# Problem to work on:
Carry none of the pictures over; set down the material below exactly.
....
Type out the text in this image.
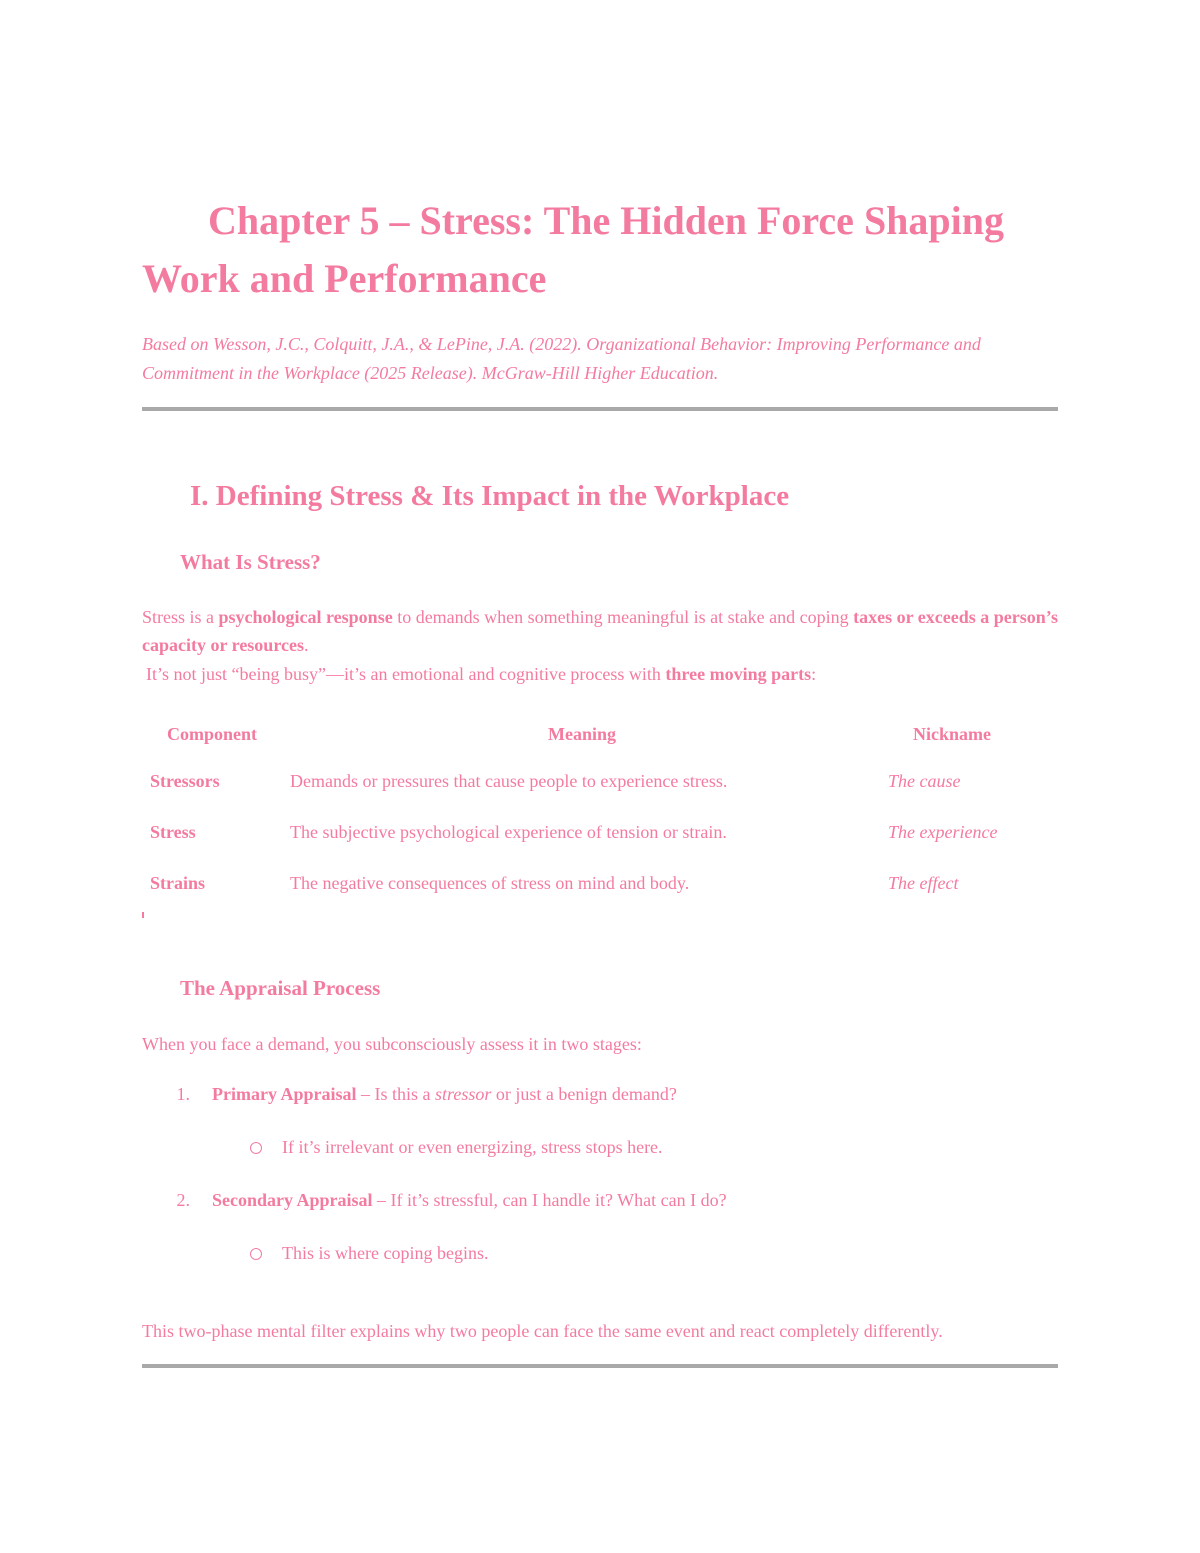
Chapter 5 – Stress: The Hidden Force Shaping Work and Performance

Based on Wesson, J.C., Colquitt, J.A., & LePine, J.A. (2022). Organizational Behavior: Improving Performance and Commitment in the Workplace (2025 Release). McGraw-Hill Higher Education.

I. Defining Stress & Its Impact in the Workplace
What Is Stress?

Stress is a psychological response to demands when something meaningful is at stake and coping taxes or exceeds a person’s capacity or resources.

It’s not just “being busy”—it’s an emotional and cognitive process with three moving parts:

Component	Meaning	Nickname
Stressors	Demands or pressures that cause people to experience stress.	The cause
Stress	The subjective psychological experience of tension or strain.	The experience
Strains	The negative consequences of stress on mind and body.	The effect
The Appraisal Process

When you face a demand, you subconsciously assess it in two stages:

1. Primary Appraisal – Is this a stressor or just a benign demand?
If it’s irrelevant or even energizing, stress stops here.
2. Secondary Appraisal – If it’s stressful, can I handle it? What can I do?
This is where coping begins.

This two-phase mental filter explains why two people can face the same event and react completely differently.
....
# Answer for this exercise:
Type out the text in this image.
Chapter 5 – Stress: The Hidden Force Shaping Work and Performance

Based on Wesson, J.C., Colquitt, J.A., & LePine, J.A. (2022). Organizational Behavior: Improving Performance and Commitment in the Workplace (2025 Release). McGraw-Hill Higher Education.

I. Defining Stress & Its Impact in the Workplace
What Is Stress?

Stress is a psychological response to demands when something meaningful is at stake and coping taxes or exceeds a person’s capacity or resources.

It’s not just “being busy”—it’s an emotional and cognitive process with three moving parts:

Component	Meaning	Nickname
Stressors	Demands or pressures that cause people to experience stress.	The cause
Stress	The subjective psychological experience of tension or strain.	The experience
Strains	The negative consequences of stress on mind and body.	The effect
The Appraisal Process

When you face a demand, you subconsciously assess it in two stages:

1. Primary Appraisal – Is this a stressor or just a benign demand?
If it’s irrelevant or even energizing, stress stops here.
2. Secondary Appraisal – If it’s stressful, can I handle it? What can I do?
This is where coping begins.

This two-phase mental filter explains why two people can face the same event and react completely differently.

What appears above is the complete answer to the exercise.